* [To do]: Would you repeat every line below exactly, please?

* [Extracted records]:

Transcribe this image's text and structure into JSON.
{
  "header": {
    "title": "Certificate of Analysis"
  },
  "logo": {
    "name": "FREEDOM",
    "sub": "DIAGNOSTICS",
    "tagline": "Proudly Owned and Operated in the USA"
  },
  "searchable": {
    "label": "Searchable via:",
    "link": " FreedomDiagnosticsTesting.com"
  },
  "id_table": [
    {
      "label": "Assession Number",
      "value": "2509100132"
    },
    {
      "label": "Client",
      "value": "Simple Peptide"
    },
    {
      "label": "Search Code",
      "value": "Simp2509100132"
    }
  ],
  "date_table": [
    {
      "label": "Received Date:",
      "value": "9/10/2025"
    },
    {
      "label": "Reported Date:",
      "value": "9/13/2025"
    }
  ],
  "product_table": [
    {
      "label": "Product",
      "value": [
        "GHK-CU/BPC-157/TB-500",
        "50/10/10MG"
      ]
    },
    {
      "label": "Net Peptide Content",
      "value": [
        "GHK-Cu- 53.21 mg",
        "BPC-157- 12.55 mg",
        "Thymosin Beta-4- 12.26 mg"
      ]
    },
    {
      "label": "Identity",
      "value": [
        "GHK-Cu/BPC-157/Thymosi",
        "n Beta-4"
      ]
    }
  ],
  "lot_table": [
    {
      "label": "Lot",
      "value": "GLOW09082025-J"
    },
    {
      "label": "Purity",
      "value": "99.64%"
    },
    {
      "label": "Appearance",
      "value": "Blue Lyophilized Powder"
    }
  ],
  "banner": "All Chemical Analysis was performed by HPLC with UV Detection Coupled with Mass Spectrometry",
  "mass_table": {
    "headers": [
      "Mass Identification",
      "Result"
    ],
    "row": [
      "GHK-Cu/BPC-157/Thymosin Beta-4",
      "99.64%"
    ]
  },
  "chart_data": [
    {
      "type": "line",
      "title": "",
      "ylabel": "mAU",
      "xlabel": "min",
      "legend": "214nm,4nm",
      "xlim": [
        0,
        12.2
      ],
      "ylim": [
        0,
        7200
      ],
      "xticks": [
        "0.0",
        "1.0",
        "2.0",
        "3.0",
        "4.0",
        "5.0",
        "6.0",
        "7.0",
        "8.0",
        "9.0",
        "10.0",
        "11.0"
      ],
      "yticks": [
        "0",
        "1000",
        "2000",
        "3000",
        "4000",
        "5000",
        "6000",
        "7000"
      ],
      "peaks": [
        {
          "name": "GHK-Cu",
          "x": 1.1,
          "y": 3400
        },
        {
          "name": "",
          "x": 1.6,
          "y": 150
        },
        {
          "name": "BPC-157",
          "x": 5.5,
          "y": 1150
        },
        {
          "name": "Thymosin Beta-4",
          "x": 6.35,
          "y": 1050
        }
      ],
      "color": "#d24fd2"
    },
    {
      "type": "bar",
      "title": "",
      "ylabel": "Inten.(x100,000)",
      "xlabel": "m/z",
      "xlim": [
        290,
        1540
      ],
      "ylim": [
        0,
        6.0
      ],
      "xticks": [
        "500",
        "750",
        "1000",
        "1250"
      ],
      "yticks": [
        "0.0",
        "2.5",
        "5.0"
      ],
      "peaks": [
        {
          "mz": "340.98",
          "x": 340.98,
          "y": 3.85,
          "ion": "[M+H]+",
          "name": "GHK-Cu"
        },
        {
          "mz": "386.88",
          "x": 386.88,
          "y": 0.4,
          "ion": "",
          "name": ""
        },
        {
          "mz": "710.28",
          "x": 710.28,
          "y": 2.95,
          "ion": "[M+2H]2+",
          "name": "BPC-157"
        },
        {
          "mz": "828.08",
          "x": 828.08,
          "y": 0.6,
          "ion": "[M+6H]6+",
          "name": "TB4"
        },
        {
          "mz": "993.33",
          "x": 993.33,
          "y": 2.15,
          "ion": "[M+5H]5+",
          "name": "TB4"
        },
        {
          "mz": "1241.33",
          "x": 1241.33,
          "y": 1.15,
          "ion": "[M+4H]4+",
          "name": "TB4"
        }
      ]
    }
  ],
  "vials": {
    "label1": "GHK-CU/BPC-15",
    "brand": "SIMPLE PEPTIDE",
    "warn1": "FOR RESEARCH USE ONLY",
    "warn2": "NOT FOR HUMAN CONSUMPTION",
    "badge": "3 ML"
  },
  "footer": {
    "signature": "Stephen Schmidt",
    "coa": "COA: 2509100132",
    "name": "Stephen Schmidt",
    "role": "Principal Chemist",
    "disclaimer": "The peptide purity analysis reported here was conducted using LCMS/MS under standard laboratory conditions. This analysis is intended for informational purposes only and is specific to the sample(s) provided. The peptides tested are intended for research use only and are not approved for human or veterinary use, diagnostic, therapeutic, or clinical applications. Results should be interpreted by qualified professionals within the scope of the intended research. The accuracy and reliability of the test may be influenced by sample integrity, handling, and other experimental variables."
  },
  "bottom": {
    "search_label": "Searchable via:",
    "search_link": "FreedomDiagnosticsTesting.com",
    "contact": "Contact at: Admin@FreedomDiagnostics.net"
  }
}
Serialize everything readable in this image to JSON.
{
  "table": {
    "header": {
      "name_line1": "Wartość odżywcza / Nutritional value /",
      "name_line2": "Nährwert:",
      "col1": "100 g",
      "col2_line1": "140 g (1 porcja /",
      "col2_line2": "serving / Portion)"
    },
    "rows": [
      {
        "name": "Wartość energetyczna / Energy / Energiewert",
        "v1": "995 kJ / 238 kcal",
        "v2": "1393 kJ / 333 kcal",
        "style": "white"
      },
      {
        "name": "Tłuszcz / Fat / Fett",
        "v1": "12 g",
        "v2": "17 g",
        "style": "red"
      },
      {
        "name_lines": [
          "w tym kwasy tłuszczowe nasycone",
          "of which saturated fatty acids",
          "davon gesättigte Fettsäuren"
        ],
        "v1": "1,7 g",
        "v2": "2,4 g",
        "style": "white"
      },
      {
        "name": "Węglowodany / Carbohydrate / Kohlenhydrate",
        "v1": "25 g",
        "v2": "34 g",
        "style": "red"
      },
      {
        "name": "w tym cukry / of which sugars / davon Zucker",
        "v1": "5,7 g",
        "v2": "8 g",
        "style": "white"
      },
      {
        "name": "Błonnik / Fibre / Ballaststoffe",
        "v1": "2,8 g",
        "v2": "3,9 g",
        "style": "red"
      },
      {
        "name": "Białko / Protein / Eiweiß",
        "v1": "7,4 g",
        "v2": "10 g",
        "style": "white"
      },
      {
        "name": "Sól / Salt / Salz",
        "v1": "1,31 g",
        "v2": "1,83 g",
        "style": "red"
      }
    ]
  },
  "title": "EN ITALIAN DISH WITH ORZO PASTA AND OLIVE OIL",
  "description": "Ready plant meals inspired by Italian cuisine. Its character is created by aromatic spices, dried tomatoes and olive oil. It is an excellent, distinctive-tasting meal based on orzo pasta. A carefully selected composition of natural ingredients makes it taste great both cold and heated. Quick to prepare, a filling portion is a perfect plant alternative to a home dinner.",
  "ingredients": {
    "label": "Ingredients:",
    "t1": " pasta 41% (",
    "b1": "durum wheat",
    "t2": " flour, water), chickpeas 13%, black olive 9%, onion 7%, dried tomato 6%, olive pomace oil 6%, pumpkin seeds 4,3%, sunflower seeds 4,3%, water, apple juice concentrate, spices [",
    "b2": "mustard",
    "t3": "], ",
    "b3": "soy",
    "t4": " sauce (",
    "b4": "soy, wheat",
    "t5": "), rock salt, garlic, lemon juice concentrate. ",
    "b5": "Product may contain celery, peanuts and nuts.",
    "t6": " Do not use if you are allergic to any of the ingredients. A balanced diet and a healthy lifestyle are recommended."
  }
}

* [Expected answer]:
Transcribe this image's text and structure into JSON.
{
  "header": {
    "title": "Certificate of Analysis"
  },
  "logo": {
    "name": "FREEDOM",
    "sub": "DIAGNOSTICS",
    "tagline": "Proudly Owned and Operated in the USA"
  },
  "searchable": {
    "label": "Searchable via:",
    "link": " FreedomDiagnosticsTesting.com"
  },
  "id_table": [
    {
      "label": "Assession Number",
      "value": "2509100132"
    },
    {
      "label": "Client",
      "value": "Simple Peptide"
    },
    {
      "label": "Search Code",
      "value": "Simp2509100132"
    }
  ],
  "date_table": [
    {
      "label": "Received Date:",
      "value": "9/10/2025"
    },
    {
      "label": "Reported Date:",
      "value": "9/13/2025"
    }
  ],
  "product_table": [
    {
      "label": "Product",
      "value": [
        "GHK-CU/BPC-157/TB-500",
        "50/10/10MG"
      ]
    },
    {
      "label": "Net Peptide Content",
      "value": [
        "GHK-Cu- 53.21 mg",
        "BPC-157- 12.55 mg",
        "Thymosin Beta-4- 12.26 mg"
      ]
    },
    {
      "label": "Identity",
      "value": [
        "GHK-Cu/BPC-157/Thymosi",
        "n Beta-4"
      ]
    }
  ],
  "lot_table": [
    {
      "label": "Lot",
      "value": "GLOW09082025-J"
    },
    {
      "label": "Purity",
      "value": "99.64%"
    },
    {
      "label": "Appearance",
      "value": "Blue Lyophilized Powder"
    }
  ],
  "banner": "All Chemical Analysis was performed by HPLC with UV Detection Coupled with Mass Spectrometry",
  "mass_table": {
    "headers": [
      "Mass Identification",
      "Result"
    ],
    "row": [
      "GHK-Cu/BPC-157/Thymosin Beta-4",
      "99.64%"
    ]
  },
  "chart_data": [
    {
      "type": "line",
      "title": "",
      "ylabel": "mAU",
      "xlabel": "min",
      "legend": "214nm,4nm",
      "xlim": [
        0,
        12.2
      ],
      "ylim": [
        0,
        7200
      ],
      "xticks": [
        "0.0",
        "1.0",
        "2.0",
        "3.0",
        "4.0",
        "5.0",
        "6.0",
        "7.0",
        "8.0",
        "9.0",
        "10.0",
        "11.0"
      ],
      "yticks": [
        "0",
        "1000",
        "2000",
        "3000",
        "4000",
        "5000",
        "6000",
        "7000"
      ],
      "peaks": [
        {
          "name": "GHK-Cu",
          "x": 1.1,
          "y": 3400
        },
        {
          "name": "",
          "x": 1.6,
          "y": 150
        },
        {
          "name": "BPC-157",
          "x": 5.5,
          "y": 1150
        },
        {
          "name": "Thymosin Beta-4",
          "x": 6.35,
          "y": 1050
        }
      ],
      "color": "#d24fd2"
    },
    {
      "type": "bar",
      "title": "",
      "ylabel": "Inten.(x100,000)",
      "xlabel": "m/z",
      "xlim": [
        290,
        1540
      ],
      "ylim": [
        0,
        6.0
      ],
      "xticks": [
        "500",
        "750",
        "1000",
        "1250"
      ],
      "yticks": [
        "0.0",
        "2.5",
        "5.0"
      ],
      "peaks": [
        {
          "mz": "340.98",
          "x": 340.98,
          "y": 3.85,
          "ion": "[M+H]+",
          "name": "GHK-Cu"
        },
        {
          "mz": "386.88",
          "x": 386.88,
          "y": 0.4,
          "ion": "",
          "name": ""
        },
        {
          "mz": "710.28",
          "x": 710.28,
          "y": 2.95,
          "ion": "[M+2H]2+",
          "name": "BPC-157"
        },
        {
          "mz": "828.08",
          "x": 828.08,
          "y": 0.6,
          "ion": "[M+6H]6+",
          "name": "TB4"
        },
        {
          "mz": "993.33",
          "x": 993.33,
          "y": 2.15,
          "ion": "[M+5H]5+",
          "name": "TB4"
        },
        {
          "mz": "1241.33",
          "x": 1241.33,
          "y": 1.15,
          "ion": "[M+4H]4+",
          "name": "TB4"
        }
      ]
    }
  ],
  "vials": {
    "label1": "GHK-CU/BPC-15",
    "brand": "SIMPLE PEPTIDE",
    "warn1": "FOR RESEARCH USE ONLY",
    "warn2": "NOT FOR HUMAN CONSUMPTION",
    "badge": "3 ML"
  },
  "footer": {
    "signature": "Stephen Schmidt",
    "coa": "COA: 2509100132",
    "name": "Stephen Schmidt",
    "role": "Principal Chemist",
    "disclaimer": "The peptide purity analysis reported here was conducted using LCMS/MS under standard laboratory conditions. This analysis is intended for informational purposes only and is specific to the sample(s) provided. The peptides tested are intended for research use only and are not approved for human or veterinary use, diagnostic, therapeutic, or clinical applications. Results should be interpreted by qualified professionals within the scope of the intended research. The accuracy and reliability of the test may be influenced by sample integrity, handling, and other experimental variables."
  },
  "bottom": {
    "search_label": "Searchable via:",
    "search_link": "FreedomDiagnosticsTesting.com",
    "contact": "Contact at: Admin@FreedomDiagnostics.net"
  }
}
Serialize everything readable in this image to JSON.
{
  "table": {
    "header": {
      "name_line1": "Wartość odżywcza / Nutritional value /",
      "name_line2": "Nährwert:",
      "col1": "100 g",
      "col2_line1": "140 g (1 porcja /",
      "col2_line2": "serving / Portion)"
    },
    "rows": [
      {
        "name": "Wartość energetyczna / Energy / Energiewert",
        "v1": "995 kJ / 238 kcal",
        "v2": "1393 kJ / 333 kcal",
        "style": "white"
      },
      {
        "name": "Tłuszcz / Fat / Fett",
        "v1": "12 g",
        "v2": "17 g",
        "style": "red"
      },
      {
        "name_lines": [
          "w tym kwasy tłuszczowe nasycone",
          "of which saturated fatty acids",
          "davon gesättigte Fettsäuren"
        ],
        "v1": "1,7 g",
        "v2": "2,4 g",
        "style": "white"
      },
      {
        "name": "Węglowodany / Carbohydrate / Kohlenhydrate",
        "v1": "25 g",
        "v2": "34 g",
        "style": "red"
      },
      {
        "name": "w tym cukry / of which sugars / davon Zucker",
        "v1": "5,7 g",
        "v2": "8 g",
        "style": "white"
      },
      {
        "name": "Błonnik / Fibre / Ballaststoffe",
        "v1": "2,8 g",
        "v2": "3,9 g",
        "style": "red"
      },
      {
        "name": "Białko / Protein / Eiweiß",
        "v1": "7,4 g",
        "v2": "10 g",
        "style": "white"
      },
      {
        "name": "Sól / Salt / Salz",
        "v1": "1,31 g",
        "v2": "1,83 g",
        "style": "red"
      }
    ]
  },
  "title": "EN ITALIAN DISH WITH ORZO PASTA AND OLIVE OIL",
  "description": "Ready plant meals inspired by Italian cuisine. Its character is created by aromatic spices, dried tomatoes and olive oil. It is an excellent, distinctive-tasting meal based on orzo pasta. A carefully selected composition of natural ingredients makes it taste great both cold and heated. Quick to prepare, a filling portion is a perfect plant alternative to a home dinner.",
  "ingredients": {
    "label": "Ingredients:",
    "t1": " pasta 41% (",
    "b1": "durum wheat",
    "t2": " flour, water), chickpeas 13%, black olive 9%, onion 7%, dried tomato 6%, olive pomace oil 6%, pumpkin seeds 4,3%, sunflower seeds 4,3%, water, apple juice concentrate, spices [",
    "b2": "mustard",
    "t3": "], ",
    "b3": "soy",
    "t4": " sauce (",
    "b4": "soy, wheat",
    "t5": "), rock salt, garlic, lemon juice concentrate. ",
    "b5": "Product may contain celery, peanuts and nuts.",
    "t6": " Do not use if you are allergic to any of the ingredients. A balanced diet and a healthy lifestyle are recommended."
  }
}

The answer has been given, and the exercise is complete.